Whenever a line contains the string "show", copy it out of the entries.

******************************

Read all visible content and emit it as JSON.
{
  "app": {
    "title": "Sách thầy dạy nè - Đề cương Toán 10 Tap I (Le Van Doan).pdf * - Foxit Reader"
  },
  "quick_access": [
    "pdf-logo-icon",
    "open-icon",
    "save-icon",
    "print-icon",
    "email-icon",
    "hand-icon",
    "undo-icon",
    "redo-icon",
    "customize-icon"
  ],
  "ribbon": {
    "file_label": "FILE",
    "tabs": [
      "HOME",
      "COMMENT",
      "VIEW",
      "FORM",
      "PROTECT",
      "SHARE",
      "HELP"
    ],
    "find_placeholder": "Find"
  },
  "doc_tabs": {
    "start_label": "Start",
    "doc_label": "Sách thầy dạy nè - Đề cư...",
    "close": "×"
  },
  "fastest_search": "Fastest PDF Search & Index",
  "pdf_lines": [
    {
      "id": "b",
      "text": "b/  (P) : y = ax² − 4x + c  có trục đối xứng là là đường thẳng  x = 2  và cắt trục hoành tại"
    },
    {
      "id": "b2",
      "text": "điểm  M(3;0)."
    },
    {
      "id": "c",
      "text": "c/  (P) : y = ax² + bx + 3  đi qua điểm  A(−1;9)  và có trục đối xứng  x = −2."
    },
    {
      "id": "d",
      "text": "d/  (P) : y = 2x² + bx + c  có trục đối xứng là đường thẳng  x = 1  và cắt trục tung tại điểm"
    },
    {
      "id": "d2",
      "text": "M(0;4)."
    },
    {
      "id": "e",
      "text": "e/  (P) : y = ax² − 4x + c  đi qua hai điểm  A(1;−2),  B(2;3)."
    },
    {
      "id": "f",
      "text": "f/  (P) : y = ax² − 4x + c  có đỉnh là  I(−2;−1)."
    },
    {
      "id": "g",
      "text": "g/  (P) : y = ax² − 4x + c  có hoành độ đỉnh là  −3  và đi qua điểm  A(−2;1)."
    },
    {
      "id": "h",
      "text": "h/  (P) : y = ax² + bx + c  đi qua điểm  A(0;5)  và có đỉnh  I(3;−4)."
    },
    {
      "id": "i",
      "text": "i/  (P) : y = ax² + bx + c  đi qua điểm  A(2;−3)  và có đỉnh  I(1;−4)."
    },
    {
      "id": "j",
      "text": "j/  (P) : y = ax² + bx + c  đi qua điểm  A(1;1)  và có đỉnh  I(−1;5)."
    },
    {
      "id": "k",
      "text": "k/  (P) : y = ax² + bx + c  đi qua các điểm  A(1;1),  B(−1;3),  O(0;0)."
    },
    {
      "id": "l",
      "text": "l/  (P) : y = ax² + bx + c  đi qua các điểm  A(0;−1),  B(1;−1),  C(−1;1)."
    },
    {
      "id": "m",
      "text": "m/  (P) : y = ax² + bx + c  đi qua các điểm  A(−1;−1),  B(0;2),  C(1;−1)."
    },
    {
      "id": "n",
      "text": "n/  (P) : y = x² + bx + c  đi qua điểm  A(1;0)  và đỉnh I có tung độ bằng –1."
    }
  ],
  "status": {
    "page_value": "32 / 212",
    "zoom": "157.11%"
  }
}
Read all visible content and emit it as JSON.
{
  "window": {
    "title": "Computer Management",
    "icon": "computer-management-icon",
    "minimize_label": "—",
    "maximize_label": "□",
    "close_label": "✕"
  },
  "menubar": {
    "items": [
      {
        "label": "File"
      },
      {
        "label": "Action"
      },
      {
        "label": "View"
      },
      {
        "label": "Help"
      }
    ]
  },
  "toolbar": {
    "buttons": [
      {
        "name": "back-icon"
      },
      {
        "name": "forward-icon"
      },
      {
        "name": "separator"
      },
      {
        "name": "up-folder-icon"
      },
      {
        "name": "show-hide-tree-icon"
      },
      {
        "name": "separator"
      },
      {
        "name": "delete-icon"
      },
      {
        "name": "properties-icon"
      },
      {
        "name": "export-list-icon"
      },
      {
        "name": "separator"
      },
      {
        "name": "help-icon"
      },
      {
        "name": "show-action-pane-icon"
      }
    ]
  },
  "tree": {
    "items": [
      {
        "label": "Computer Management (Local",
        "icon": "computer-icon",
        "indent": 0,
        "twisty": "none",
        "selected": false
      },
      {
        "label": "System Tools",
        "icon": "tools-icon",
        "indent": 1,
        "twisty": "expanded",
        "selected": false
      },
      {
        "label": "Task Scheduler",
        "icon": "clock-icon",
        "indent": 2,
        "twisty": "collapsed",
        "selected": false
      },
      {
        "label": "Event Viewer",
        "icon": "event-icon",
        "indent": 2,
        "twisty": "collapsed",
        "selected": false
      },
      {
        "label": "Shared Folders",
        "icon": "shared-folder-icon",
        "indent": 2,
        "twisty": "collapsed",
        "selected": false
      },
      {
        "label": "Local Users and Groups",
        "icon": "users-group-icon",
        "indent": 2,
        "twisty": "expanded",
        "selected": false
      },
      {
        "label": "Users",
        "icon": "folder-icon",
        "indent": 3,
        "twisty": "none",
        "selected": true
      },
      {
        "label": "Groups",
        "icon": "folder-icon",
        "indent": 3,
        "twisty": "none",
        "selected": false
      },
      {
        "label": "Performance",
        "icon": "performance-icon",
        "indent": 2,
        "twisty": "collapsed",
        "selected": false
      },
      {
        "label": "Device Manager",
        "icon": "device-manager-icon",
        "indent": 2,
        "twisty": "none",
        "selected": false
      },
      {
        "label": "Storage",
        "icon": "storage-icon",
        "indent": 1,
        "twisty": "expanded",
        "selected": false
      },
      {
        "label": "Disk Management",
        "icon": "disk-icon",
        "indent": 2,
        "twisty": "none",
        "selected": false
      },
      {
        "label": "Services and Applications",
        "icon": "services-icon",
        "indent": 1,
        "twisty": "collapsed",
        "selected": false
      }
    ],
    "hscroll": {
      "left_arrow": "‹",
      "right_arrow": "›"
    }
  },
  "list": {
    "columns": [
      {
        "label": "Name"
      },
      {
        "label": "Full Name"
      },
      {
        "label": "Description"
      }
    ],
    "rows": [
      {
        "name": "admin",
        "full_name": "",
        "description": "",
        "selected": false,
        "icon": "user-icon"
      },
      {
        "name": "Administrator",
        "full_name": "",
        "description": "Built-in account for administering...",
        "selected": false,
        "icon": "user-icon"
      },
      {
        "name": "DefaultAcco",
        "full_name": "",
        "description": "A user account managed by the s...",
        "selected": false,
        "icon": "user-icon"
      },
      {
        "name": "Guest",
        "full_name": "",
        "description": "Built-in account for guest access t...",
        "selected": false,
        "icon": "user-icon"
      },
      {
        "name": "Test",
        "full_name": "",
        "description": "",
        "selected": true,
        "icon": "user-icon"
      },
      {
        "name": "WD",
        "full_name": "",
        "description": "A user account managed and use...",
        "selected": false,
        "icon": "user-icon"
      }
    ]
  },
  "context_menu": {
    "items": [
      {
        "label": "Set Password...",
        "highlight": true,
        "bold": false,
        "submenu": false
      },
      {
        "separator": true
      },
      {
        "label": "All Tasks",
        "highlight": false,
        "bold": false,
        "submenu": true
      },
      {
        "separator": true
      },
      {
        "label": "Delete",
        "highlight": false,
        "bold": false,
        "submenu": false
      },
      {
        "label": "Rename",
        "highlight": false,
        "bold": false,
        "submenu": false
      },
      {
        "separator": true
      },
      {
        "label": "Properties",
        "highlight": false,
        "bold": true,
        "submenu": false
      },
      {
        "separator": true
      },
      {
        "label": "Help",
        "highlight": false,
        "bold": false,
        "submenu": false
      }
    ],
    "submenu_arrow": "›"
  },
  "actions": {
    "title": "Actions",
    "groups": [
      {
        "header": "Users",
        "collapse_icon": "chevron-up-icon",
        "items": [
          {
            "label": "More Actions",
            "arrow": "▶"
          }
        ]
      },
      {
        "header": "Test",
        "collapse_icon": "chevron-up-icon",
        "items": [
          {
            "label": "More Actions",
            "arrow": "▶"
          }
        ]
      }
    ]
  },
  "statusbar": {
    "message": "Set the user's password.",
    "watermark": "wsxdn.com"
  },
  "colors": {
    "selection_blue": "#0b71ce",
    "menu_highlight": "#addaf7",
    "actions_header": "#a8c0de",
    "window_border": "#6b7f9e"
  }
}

******************************

Output for this task
        "name": "show-hide-tree-icon"
        "name": "show-action-pane-icon"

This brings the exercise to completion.